Every line that includes the word "name" is to be listed.

....

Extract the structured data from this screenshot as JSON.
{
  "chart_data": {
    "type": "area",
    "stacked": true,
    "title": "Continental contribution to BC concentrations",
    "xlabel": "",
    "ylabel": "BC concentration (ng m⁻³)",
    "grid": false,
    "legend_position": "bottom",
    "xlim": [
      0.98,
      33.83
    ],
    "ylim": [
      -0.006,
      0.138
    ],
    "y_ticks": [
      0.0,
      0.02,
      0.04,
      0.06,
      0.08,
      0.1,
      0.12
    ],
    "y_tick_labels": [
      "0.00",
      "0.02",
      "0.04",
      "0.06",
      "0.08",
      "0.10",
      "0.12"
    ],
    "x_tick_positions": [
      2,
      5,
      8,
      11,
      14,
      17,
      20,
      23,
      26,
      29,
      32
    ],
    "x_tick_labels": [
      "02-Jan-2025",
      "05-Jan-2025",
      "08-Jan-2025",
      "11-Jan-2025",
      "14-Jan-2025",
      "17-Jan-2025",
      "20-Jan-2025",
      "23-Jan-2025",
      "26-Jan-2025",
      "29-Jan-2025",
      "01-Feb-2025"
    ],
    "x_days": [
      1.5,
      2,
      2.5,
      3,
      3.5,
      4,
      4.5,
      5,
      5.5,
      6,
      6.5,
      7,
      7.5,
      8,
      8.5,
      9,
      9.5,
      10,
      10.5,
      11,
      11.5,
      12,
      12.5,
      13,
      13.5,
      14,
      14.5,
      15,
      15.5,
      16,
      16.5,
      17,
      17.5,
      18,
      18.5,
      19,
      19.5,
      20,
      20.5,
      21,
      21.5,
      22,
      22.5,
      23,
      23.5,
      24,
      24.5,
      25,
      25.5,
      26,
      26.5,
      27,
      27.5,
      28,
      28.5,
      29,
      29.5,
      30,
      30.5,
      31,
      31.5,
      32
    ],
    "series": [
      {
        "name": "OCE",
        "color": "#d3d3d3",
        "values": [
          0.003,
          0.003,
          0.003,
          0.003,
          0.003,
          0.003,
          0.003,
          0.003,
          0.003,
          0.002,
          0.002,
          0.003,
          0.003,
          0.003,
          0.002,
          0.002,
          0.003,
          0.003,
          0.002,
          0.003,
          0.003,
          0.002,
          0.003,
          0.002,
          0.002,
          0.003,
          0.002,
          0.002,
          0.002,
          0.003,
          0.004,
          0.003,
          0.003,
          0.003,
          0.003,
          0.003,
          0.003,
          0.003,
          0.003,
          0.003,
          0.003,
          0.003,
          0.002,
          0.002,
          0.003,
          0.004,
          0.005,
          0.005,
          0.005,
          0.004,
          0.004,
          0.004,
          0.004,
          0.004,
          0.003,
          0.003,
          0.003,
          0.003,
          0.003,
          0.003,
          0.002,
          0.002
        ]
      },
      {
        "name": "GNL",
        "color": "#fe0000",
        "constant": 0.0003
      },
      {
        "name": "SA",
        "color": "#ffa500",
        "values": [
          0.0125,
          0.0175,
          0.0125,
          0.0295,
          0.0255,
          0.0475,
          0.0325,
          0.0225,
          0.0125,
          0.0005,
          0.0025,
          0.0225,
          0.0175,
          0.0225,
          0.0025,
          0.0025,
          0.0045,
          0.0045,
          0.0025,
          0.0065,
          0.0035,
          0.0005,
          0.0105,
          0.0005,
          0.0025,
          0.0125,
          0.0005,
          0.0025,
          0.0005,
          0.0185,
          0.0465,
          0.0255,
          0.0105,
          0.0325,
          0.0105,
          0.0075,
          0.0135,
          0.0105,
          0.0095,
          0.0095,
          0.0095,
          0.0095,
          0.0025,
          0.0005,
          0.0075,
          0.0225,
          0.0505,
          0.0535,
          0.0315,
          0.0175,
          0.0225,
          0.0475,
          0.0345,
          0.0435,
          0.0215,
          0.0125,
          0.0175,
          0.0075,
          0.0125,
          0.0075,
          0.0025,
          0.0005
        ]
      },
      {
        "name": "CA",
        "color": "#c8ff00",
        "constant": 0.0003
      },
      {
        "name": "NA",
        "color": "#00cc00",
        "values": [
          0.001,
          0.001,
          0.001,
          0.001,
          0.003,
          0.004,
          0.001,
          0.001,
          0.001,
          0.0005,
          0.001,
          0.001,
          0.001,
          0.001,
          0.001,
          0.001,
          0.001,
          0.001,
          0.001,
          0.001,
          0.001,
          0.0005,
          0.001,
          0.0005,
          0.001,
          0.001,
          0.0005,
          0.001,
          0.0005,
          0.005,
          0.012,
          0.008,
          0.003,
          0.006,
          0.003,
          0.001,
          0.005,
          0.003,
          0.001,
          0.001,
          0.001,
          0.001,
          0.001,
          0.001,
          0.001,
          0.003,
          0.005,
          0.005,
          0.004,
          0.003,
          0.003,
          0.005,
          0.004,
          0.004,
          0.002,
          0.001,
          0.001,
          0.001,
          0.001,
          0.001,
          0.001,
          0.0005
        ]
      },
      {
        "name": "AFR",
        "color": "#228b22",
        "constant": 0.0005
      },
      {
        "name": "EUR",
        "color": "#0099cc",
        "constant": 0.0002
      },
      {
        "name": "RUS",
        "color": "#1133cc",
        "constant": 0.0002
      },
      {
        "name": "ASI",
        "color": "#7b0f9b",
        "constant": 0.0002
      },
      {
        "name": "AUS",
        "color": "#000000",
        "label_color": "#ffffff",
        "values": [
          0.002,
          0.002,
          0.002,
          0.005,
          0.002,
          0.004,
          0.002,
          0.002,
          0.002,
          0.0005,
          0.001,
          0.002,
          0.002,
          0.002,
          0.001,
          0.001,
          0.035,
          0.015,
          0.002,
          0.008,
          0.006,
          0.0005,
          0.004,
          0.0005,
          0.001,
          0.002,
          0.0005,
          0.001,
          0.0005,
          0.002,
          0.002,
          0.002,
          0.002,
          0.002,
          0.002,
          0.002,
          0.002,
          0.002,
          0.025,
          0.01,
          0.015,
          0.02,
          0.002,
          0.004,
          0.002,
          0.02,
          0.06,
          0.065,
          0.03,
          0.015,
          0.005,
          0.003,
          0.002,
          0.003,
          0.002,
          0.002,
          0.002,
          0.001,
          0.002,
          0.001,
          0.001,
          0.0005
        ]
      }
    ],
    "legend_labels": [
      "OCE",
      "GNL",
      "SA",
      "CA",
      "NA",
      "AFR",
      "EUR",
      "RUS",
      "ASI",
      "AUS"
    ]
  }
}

....

=== Full output ===
        "name": "OCE",
        "name": "GNL",
        "name": "SA",
        "name": "CA",
        "name": "NA",
        "name": "AFR",
        "name": "EUR",
        "name": "RUS",
        "name": "ASI",
        "name": "AUS",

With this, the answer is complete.